**DESCRIPTION OF THE TASK:** Repeat all entries exactly.
-------------------------
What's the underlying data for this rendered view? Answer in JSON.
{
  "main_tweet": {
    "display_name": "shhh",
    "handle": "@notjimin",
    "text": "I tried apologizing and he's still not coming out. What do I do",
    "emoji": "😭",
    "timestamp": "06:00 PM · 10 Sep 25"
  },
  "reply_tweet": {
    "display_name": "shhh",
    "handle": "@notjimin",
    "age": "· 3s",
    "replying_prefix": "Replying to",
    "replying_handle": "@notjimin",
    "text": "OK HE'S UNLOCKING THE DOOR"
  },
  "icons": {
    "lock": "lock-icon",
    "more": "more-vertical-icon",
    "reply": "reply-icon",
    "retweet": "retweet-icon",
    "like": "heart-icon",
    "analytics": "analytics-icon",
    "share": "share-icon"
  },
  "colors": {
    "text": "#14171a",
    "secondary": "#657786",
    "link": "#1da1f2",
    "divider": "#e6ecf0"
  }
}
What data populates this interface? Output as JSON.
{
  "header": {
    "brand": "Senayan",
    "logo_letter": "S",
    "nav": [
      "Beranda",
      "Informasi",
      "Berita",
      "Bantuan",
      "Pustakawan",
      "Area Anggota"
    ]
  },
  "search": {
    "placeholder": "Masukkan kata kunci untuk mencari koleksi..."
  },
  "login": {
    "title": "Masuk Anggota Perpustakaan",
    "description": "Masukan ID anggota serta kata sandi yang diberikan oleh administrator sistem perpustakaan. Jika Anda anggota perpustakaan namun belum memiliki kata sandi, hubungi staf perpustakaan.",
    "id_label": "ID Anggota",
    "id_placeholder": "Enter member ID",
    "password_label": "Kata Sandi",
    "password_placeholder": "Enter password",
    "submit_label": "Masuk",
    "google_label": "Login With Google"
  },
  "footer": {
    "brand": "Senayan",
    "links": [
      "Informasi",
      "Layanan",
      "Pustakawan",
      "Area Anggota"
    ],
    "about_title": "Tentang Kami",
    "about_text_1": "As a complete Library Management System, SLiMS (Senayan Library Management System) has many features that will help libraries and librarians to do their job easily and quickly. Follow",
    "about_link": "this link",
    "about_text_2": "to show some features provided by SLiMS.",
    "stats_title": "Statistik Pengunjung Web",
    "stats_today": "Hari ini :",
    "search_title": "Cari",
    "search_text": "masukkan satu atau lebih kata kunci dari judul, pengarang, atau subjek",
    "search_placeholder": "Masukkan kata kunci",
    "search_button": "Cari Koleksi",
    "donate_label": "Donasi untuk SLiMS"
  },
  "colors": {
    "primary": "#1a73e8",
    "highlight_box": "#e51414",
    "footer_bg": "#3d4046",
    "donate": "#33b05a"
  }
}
-------------------------
**THE OUTPUT:**
What's the underlying data for this rendered view? Answer in JSON.
{
  "main_tweet": {
    "display_name": "shhh",
    "handle": "@notjimin",
    "text": "I tried apologizing and he's still not coming out. What do I do",
    "emoji": "😭",
    "timestamp": "06:00 PM · 10 Sep 25"
  },
  "reply_tweet": {
    "display_name": "shhh",
    "handle": "@notjimin",
    "age": "· 3s",
    "replying_prefix": "Replying to",
    "replying_handle": "@notjimin",
    "text": "OK HE'S UNLOCKING THE DOOR"
  },
  "icons": {
    "lock": "lock-icon",
    "more": "more-vertical-icon",
    "reply": "reply-icon",
    "retweet": "retweet-icon",
    "like": "heart-icon",
    "analytics": "analytics-icon",
    "share": "share-icon"
  },
  "colors": {
    "text": "#14171a",
    "secondary": "#657786",
    "link": "#1da1f2",
    "divider": "#e6ecf0"
  }
}
What data populates this interface? Output as JSON.
{
  "header": {
    "brand": "Senayan",
    "logo_letter": "S",
    "nav": [
      "Beranda",
      "Informasi",
      "Berita",
      "Bantuan",
      "Pustakawan",
      "Area Anggota"
    ]
  },
  "search": {
    "placeholder": "Masukkan kata kunci untuk mencari koleksi..."
  },
  "login": {
    "title": "Masuk Anggota Perpustakaan",
    "description": "Masukan ID anggota serta kata sandi yang diberikan oleh administrator sistem perpustakaan. Jika Anda anggota perpustakaan namun belum memiliki kata sandi, hubungi staf perpustakaan.",
    "id_label": "ID Anggota",
    "id_placeholder": "Enter member ID",
    "password_label": "Kata Sandi",
    "password_placeholder": "Enter password",
    "submit_label": "Masuk",
    "google_label": "Login With Google"
  },
  "footer": {
    "brand": "Senayan",
    "links": [
      "Informasi",
      "Layanan",
      "Pustakawan",
      "Area Anggota"
    ],
    "about_title": "Tentang Kami",
    "about_text_1": "As a complete Library Management System, SLiMS (Senayan Library Management System) has many features that will help libraries and librarians to do their job easily and quickly. Follow",
    "about_link": "this link",
    "about_text_2": "to show some features provided by SLiMS.",
    "stats_title": "Statistik Pengunjung Web",
    "stats_today": "Hari ini :",
    "search_title": "Cari",
    "search_text": "masukkan satu atau lebih kata kunci dari judul, pengarang, atau subjek",
    "search_placeholder": "Masukkan kata kunci",
    "search_button": "Cari Koleksi",
    "donate_label": "Donasi untuk SLiMS"
  },
  "colors": {
    "primary": "#1a73e8",
    "highlight_box": "#e51414",
    "footer_bg": "#3d4046",
    "donate": "#33b05a"
  }
}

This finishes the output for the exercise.